══ EXTRACTED ENTRIES ══

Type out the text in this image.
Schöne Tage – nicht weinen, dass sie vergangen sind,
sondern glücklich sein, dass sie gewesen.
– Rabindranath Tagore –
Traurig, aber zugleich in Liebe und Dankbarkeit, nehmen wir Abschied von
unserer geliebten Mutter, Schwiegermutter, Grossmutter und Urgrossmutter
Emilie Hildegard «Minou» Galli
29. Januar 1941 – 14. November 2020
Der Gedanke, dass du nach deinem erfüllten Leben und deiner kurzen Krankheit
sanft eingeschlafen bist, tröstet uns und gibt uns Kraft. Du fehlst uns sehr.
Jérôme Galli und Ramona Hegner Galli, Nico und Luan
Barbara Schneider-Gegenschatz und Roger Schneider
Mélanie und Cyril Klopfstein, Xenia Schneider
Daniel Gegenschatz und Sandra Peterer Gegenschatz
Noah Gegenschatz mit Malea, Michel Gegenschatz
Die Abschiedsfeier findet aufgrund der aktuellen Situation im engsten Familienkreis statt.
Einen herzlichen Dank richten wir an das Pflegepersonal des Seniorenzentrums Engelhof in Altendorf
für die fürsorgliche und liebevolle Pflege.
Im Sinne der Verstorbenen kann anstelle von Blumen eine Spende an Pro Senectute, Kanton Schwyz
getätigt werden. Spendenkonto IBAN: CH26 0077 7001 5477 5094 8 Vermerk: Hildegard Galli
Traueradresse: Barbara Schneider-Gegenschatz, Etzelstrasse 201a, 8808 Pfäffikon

═══

TASK TO COMPLETE: Copy each record from above without leaving any out.

FINAL RESULT:
Type out the text in this image.
Schöne Tage – nicht weinen, dass sie vergangen sind,
sondern glücklich sein, dass sie gewesen.
– Rabindranath Tagore –
Traurig, aber zugleich in Liebe und Dankbarkeit, nehmen wir Abschied von
unserer geliebten Mutter, Schwiegermutter, Grossmutter und Urgrossmutter
Emilie Hildegard «Minou» Galli
29. Januar 1941 – 14. November 2020
Der Gedanke, dass du nach deinem erfüllten Leben und deiner kurzen Krankheit
sanft eingeschlafen bist, tröstet uns und gibt uns Kraft. Du fehlst uns sehr.
Jérôme Galli und Ramona Hegner Galli, Nico und Luan
Barbara Schneider-Gegenschatz und Roger Schneider
Mélanie und Cyril Klopfstein, Xenia Schneider
Daniel Gegenschatz und Sandra Peterer Gegenschatz
Noah Gegenschatz mit Malea, Michel Gegenschatz
Die Abschiedsfeier findet aufgrund der aktuellen Situation im engsten Familienkreis statt.
Einen herzlichen Dank richten wir an das Pflegepersonal des Seniorenzentrums Engelhof in Altendorf
für die fürsorgliche und liebevolle Pflege.
Im Sinne der Verstorbenen kann anstelle von Blumen eine Spende an Pro Senectute, Kanton Schwyz
getätigt werden. Spendenkonto IBAN: CH26 0077 7001 5477 5094 8 Vermerk: Hildegard Galli
Traueradresse: Barbara Schneider-Gegenschatz, Etzelstrasse 201a, 8808 Pfäffikon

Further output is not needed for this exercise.